## WHAT THE TASK REQUIRES:
Pull every "lịch" line out of the data below.

========

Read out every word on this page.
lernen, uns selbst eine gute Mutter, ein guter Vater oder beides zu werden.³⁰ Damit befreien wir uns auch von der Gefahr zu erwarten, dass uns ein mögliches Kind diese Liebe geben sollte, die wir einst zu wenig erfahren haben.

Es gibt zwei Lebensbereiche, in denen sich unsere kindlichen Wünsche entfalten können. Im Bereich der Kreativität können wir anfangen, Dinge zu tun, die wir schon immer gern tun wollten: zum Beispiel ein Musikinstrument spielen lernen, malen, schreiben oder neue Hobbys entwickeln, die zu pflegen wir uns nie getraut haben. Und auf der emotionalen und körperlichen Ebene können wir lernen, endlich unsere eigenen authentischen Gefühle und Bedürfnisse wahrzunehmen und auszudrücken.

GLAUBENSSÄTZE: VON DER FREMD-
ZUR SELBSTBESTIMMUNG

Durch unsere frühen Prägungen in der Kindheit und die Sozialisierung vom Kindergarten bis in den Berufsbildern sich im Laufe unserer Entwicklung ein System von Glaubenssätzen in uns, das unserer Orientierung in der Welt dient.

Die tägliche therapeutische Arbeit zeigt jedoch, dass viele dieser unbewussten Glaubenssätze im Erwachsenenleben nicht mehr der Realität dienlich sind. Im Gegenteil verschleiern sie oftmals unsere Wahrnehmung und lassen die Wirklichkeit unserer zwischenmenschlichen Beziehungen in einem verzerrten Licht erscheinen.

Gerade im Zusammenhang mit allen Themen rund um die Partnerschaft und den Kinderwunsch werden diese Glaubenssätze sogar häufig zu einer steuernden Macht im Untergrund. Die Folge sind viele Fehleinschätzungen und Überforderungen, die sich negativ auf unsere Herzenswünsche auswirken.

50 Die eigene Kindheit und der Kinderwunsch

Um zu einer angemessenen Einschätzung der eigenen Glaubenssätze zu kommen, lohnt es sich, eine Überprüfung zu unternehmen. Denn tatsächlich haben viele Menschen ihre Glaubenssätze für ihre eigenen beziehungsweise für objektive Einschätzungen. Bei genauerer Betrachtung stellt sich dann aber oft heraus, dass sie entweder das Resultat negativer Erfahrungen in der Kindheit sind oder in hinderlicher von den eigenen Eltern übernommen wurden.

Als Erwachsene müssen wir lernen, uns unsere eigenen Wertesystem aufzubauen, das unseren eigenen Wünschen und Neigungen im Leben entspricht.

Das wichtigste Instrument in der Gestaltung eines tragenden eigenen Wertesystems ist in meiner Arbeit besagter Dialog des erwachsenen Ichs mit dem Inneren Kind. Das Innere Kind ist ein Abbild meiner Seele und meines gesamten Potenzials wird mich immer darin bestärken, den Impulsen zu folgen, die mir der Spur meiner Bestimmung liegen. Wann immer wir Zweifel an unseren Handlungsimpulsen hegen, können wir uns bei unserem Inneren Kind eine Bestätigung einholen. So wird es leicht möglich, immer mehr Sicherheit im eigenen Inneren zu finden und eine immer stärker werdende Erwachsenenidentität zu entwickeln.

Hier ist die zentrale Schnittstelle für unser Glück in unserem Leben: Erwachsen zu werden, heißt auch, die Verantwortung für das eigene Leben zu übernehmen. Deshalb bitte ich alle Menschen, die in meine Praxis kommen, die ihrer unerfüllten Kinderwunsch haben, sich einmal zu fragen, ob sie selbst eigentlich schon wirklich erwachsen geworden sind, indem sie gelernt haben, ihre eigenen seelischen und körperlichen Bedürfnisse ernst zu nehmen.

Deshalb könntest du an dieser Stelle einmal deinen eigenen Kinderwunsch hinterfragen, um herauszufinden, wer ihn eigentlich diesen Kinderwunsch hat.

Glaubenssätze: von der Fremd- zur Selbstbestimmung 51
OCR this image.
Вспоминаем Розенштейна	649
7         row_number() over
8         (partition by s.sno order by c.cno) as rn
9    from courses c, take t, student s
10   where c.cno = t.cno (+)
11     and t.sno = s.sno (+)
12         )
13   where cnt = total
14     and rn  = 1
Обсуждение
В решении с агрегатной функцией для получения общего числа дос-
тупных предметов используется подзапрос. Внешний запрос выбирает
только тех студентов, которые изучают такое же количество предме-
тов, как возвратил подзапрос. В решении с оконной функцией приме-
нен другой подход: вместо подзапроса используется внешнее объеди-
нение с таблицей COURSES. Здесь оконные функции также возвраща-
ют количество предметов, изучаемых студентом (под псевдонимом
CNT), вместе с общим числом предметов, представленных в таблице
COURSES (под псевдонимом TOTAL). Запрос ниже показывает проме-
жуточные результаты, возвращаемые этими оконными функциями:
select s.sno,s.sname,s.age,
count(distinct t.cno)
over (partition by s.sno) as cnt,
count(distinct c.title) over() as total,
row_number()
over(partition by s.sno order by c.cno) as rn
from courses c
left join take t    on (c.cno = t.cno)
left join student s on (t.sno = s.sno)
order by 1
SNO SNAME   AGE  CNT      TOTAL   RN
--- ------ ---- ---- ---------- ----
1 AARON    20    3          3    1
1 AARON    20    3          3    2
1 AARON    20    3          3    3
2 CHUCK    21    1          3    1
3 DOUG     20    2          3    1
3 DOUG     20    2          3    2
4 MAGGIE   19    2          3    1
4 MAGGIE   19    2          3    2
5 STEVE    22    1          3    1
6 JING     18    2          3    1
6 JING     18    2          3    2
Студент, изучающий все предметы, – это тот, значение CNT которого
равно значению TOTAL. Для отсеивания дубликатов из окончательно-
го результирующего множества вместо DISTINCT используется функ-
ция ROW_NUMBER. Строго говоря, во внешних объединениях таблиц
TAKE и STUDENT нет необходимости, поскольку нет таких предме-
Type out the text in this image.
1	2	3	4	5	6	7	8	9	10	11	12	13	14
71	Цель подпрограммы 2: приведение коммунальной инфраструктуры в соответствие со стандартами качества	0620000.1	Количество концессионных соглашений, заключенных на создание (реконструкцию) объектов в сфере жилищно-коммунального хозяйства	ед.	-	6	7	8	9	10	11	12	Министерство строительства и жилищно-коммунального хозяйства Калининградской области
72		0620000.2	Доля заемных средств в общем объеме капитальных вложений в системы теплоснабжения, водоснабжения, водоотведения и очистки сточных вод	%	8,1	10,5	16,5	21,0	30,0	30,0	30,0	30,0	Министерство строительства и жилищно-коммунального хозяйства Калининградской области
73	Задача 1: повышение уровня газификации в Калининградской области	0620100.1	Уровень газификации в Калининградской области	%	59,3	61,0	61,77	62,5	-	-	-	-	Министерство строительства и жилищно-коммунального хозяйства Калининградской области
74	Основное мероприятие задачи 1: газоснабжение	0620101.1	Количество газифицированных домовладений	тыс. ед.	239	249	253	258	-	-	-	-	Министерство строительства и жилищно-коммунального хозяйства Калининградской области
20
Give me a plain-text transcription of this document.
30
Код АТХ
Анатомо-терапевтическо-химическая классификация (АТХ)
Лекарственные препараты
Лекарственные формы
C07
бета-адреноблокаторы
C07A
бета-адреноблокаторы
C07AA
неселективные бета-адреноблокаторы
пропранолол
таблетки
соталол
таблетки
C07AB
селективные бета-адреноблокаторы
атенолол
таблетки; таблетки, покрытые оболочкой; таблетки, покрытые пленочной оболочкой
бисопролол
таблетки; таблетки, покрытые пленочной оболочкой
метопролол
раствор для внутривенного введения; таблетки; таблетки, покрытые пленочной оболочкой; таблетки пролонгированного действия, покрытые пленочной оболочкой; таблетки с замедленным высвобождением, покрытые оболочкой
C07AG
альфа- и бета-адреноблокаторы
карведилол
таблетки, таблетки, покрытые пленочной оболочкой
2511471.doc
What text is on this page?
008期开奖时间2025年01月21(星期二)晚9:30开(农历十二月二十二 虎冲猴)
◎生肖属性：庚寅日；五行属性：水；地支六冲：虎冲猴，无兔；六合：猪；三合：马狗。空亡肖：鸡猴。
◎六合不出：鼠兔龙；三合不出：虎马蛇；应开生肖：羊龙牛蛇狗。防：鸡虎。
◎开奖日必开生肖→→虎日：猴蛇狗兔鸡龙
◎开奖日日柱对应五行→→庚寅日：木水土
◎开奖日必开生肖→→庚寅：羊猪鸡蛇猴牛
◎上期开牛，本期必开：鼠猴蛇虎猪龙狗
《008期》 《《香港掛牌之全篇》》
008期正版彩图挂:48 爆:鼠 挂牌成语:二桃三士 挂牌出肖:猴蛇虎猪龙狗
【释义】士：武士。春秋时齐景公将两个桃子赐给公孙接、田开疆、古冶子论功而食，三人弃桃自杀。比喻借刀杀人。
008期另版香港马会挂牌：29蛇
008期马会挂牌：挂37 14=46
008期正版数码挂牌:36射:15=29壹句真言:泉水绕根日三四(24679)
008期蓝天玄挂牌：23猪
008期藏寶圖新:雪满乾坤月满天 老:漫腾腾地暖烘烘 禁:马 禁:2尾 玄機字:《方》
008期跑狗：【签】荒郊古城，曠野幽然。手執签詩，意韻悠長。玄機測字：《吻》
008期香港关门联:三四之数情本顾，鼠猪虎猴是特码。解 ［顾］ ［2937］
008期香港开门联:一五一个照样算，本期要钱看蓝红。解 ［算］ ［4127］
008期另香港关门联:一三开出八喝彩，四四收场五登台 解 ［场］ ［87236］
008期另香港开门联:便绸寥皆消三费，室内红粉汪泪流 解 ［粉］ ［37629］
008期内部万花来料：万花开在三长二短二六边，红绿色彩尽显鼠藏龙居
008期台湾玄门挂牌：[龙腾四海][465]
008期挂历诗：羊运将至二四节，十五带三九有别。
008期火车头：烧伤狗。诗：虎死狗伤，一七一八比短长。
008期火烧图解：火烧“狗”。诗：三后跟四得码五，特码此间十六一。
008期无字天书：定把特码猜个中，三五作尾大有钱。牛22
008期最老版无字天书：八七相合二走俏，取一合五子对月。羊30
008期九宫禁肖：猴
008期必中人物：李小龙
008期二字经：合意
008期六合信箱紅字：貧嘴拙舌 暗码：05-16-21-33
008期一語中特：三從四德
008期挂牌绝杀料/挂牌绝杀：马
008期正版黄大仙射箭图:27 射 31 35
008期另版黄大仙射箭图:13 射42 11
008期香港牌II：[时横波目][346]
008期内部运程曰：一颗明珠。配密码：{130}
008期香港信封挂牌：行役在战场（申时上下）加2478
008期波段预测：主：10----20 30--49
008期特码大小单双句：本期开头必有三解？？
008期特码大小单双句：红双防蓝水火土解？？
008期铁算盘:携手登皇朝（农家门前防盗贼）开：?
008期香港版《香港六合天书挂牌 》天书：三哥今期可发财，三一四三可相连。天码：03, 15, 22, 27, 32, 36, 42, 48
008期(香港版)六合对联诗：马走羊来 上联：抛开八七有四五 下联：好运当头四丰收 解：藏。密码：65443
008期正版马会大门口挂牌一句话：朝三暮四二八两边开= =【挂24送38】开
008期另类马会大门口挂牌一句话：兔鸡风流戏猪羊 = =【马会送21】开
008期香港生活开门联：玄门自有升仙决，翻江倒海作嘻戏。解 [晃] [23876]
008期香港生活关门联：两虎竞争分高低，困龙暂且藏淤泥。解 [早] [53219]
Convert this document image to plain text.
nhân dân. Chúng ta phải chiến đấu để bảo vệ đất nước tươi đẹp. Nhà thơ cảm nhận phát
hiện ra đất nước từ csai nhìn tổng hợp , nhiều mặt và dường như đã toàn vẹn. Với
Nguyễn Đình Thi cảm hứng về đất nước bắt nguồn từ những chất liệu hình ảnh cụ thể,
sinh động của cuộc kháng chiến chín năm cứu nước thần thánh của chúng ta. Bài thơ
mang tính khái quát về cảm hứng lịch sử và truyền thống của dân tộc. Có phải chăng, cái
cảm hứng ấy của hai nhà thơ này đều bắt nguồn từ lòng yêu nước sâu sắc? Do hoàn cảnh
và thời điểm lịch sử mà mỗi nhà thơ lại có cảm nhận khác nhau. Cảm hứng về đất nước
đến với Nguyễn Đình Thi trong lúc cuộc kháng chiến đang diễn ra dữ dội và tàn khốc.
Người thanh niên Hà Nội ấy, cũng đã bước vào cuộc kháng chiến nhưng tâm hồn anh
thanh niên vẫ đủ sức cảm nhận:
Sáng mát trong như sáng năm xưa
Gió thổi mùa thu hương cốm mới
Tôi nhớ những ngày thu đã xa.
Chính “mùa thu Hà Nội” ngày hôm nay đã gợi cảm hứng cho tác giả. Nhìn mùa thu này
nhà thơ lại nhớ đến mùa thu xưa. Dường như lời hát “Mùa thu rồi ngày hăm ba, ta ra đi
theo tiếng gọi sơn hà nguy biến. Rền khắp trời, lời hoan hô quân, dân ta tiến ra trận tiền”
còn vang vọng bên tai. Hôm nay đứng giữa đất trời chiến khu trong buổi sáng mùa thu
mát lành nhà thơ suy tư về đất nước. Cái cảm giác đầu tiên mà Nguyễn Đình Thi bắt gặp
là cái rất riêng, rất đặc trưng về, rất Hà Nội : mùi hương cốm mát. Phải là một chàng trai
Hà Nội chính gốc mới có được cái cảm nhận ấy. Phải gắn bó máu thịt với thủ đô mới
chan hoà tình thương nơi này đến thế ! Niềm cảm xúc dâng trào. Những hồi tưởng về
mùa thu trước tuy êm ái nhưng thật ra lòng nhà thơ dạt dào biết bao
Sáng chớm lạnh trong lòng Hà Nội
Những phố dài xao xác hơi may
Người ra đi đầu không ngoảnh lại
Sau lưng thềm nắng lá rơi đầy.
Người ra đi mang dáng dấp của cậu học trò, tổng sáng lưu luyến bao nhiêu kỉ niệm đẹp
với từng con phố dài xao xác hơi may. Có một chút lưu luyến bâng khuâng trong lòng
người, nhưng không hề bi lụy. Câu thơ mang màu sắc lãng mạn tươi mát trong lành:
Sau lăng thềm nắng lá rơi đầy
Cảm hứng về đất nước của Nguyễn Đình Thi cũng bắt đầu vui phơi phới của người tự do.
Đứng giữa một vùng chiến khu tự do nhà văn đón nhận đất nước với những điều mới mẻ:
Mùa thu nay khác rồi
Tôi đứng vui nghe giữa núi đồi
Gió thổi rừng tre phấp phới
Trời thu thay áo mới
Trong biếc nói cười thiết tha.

========

## FULL SOLUTION:
mang tính khái quát về cảm hứng lịch sử và truyền thống của dân tộc. Có phải chăng, cái
và thời điểm lịch sử mà mỗi nhà thơ lại có cảm nhận khác nhau. Cảm hứng về đất nước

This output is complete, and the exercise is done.